- **Task to carry out**
Write the material out again exactly.

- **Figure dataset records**
★ ★ ★

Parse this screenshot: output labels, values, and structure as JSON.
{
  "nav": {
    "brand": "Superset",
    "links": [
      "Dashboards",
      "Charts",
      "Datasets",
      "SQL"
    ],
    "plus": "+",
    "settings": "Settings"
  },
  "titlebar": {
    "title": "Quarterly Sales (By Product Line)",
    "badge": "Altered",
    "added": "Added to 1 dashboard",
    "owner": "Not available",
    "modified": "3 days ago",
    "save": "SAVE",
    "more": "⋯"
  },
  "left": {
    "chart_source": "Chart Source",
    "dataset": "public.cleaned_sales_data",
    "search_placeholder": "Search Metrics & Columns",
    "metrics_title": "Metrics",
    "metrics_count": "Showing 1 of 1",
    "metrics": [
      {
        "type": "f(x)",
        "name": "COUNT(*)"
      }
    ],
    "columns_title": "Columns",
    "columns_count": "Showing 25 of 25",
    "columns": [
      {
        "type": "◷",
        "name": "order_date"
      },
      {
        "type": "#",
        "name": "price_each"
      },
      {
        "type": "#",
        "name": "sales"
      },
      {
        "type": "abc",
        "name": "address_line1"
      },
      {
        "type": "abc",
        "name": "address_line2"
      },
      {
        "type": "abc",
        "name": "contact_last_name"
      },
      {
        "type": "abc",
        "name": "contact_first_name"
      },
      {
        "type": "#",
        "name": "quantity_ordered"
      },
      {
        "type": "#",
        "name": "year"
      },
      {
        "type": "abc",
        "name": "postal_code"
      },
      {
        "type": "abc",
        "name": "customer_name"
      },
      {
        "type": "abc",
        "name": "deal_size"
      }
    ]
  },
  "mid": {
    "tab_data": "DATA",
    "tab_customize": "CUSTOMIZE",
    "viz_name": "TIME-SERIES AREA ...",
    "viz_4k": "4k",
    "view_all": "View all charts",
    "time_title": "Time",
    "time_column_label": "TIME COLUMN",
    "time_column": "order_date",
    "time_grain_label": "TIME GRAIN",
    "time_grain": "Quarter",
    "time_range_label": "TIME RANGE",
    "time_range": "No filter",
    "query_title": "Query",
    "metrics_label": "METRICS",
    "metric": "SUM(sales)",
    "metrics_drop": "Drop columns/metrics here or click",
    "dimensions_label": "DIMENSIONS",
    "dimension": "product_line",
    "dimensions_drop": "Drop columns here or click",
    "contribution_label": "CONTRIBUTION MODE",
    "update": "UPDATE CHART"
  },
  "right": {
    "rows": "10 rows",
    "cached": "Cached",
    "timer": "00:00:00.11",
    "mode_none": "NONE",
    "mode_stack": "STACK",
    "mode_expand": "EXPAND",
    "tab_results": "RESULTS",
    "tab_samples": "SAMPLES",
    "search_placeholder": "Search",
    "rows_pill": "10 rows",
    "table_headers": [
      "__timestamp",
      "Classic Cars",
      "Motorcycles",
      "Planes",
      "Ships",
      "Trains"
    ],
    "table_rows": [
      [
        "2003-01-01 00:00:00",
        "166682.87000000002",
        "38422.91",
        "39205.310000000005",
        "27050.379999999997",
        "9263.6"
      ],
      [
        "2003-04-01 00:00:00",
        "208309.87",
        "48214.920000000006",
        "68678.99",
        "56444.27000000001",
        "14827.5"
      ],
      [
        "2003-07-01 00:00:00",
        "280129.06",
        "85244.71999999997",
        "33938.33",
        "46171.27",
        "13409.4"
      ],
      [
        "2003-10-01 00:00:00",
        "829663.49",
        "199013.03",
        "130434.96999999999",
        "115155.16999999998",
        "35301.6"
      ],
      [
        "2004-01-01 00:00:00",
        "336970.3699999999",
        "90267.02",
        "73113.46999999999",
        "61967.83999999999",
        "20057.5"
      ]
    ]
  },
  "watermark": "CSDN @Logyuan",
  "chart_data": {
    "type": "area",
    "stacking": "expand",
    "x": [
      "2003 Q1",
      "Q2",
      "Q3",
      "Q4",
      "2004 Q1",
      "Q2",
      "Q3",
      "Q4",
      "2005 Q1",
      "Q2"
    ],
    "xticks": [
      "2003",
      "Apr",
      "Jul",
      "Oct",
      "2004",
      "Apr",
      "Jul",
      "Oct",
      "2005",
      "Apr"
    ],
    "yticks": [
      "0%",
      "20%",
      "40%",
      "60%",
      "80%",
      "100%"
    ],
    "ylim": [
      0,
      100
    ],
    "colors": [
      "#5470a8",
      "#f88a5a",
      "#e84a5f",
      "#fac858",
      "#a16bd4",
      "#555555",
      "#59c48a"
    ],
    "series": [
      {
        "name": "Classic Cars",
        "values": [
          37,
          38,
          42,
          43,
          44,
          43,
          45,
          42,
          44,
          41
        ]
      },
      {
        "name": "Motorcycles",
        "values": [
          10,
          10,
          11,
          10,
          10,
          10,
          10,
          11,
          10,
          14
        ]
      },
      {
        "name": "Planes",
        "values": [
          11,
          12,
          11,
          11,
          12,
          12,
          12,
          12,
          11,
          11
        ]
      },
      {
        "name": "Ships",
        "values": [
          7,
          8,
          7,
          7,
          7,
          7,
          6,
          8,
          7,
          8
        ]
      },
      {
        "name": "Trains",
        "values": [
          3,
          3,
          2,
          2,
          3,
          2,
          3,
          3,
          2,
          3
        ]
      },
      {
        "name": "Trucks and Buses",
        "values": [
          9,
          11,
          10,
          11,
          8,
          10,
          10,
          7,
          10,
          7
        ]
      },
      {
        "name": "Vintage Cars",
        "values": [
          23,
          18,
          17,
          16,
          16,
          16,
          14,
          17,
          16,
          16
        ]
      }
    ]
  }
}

★ ★ ★

- **Output for this exercise**
Parse this screenshot: output labels, values, and structure as JSON.
{
  "nav": {
    "brand": "Superset",
    "links": [
      "Dashboards",
      "Charts",
      "Datasets",
      "SQL"
    ],
    "plus": "+",
    "settings": "Settings"
  },
  "titlebar": {
    "title": "Quarterly Sales (By Product Line)",
    "badge": "Altered",
    "added": "Added to 1 dashboard",
    "owner": "Not available",
    "modified": "3 days ago",
    "save": "SAVE",
    "more": "⋯"
  },
  "left": {
    "chart_source": "Chart Source",
    "dataset": "public.cleaned_sales_data",
    "search_placeholder": "Search Metrics & Columns",
    "metrics_title": "Metrics",
    "metrics_count": "Showing 1 of 1",
    "metrics": [
      {
        "type": "f(x)",
        "name": "COUNT(*)"
      }
    ],
    "columns_title": "Columns",
    "columns_count": "Showing 25 of 25",
    "columns": [
      {
        "type": "◷",
        "name": "order_date"
      },
      {
        "type": "#",
        "name": "price_each"
      },
      {
        "type": "#",
        "name": "sales"
      },
      {
        "type": "abc",
        "name": "address_line1"
      },
      {
        "type": "abc",
        "name": "address_line2"
      },
      {
        "type": "abc",
        "name": "contact_last_name"
      },
      {
        "type": "abc",
        "name": "contact_first_name"
      },
      {
        "type": "#",
        "name": "quantity_ordered"
      },
      {
        "type": "#",
        "name": "year"
      },
      {
        "type": "abc",
        "name": "postal_code"
      },
      {
        "type": "abc",
        "name": "customer_name"
      },
      {
        "type": "abc",
        "name": "deal_size"
      }
    ]
  },
  "mid": {
    "tab_data": "DATA",
    "tab_customize": "CUSTOMIZE",
    "viz_name": "TIME-SERIES AREA ...",
    "viz_4k": "4k",
    "view_all": "View all charts",
    "time_title": "Time",
    "time_column_label": "TIME COLUMN",
    "time_column": "order_date",
    "time_grain_label": "TIME GRAIN",
    "time_grain": "Quarter",
    "time_range_label": "TIME RANGE",
    "time_range": "No filter",
    "query_title": "Query",
    "metrics_label": "METRICS",
    "metric": "SUM(sales)",
    "metrics_drop": "Drop columns/metrics here or click",
    "dimensions_label": "DIMENSIONS",
    "dimension": "product_line",
    "dimensions_drop": "Drop columns here or click",
    "contribution_label": "CONTRIBUTION MODE",
    "update": "UPDATE CHART"
  },
  "right": {
    "rows": "10 rows",
    "cached": "Cached",
    "timer": "00:00:00.11",
    "mode_none": "NONE",
    "mode_stack": "STACK",
    "mode_expand": "EXPAND",
    "tab_results": "RESULTS",
    "tab_samples": "SAMPLES",
    "search_placeholder": "Search",
    "rows_pill": "10 rows",
    "table_headers": [
      "__timestamp",
      "Classic Cars",
      "Motorcycles",
      "Planes",
      "Ships",
      "Trains"
    ],
    "table_rows": [
      [
        "2003-01-01 00:00:00",
        "166682.87000000002",
        "38422.91",
        "39205.310000000005",
        "27050.379999999997",
        "9263.6"
      ],
      [
        "2003-04-01 00:00:00",
        "208309.87",
        "48214.920000000006",
        "68678.99",
        "56444.27000000001",
        "14827.5"
      ],
      [
        "2003-07-01 00:00:00",
        "280129.06",
        "85244.71999999997",
        "33938.33",
        "46171.27",
        "13409.4"
      ],
      [
        "2003-10-01 00:00:00",
        "829663.49",
        "199013.03",
        "130434.96999999999",
        "115155.16999999998",
        "35301.6"
      ],
      [
        "2004-01-01 00:00:00",
        "336970.3699999999",
        "90267.02",
        "73113.46999999999",
        "61967.83999999999",
        "20057.5"
      ]
    ]
  },
  "watermark": "CSDN @Logyuan",
  "chart_data": {
    "type": "area",
    "stacking": "expand",
    "x": [
      "2003 Q1",
      "Q2",
      "Q3",
      "Q4",
      "2004 Q1",
      "Q2",
      "Q3",
      "Q4",
      "2005 Q1",
      "Q2"
    ],
    "xticks": [
      "2003",
      "Apr",
      "Jul",
      "Oct",
      "2004",
      "Apr",
      "Jul",
      "Oct",
      "2005",
      "Apr"
    ],
    "yticks": [
      "0%",
      "20%",
      "40%",
      "60%",
      "80%",
      "100%"
    ],
    "ylim": [
      0,
      100
    ],
    "colors": [
      "#5470a8",
      "#f88a5a",
      "#e84a5f",
      "#fac858",
      "#a16bd4",
      "#555555",
      "#59c48a"
    ],
    "series": [
      {
        "name": "Classic Cars",
        "values": [
          37,
          38,
          42,
          43,
          44,
          43,
          45,
          42,
          44,
          41
        ]
      },
      {
        "name": "Motorcycles",
        "values": [
          10,
          10,
          11,
          10,
          10,
          10,
          10,
          11,
          10,
          14
        ]
      },
      {
        "name": "Planes",
        "values": [
          11,
          12,
          11,
          11,
          12,
          12,
          12,
          12,
          11,
          11
        ]
      },
      {
        "name": "Ships",
        "values": [
          7,
          8,
          7,
          7,
          7,
          7,
          6,
          8,
          7,
          8
        ]
      },
      {
        "name": "Trains",
        "values": [
          3,
          3,
          2,
          2,
          3,
          2,
          3,
          3,
          2,
          3
        ]
      },
      {
        "name": "Trucks and Buses",
        "values": [
          9,
          11,
          10,
          11,
          8,
          10,
          10,
          7,
          10,
          7
        ]
      },
      {
        "name": "Vintage Cars",
        "values": [
          23,
          18,
          17,
          16,
          16,
          16,
          14,
          17,
          16,
          16
        ]
      }
    ]
  }
}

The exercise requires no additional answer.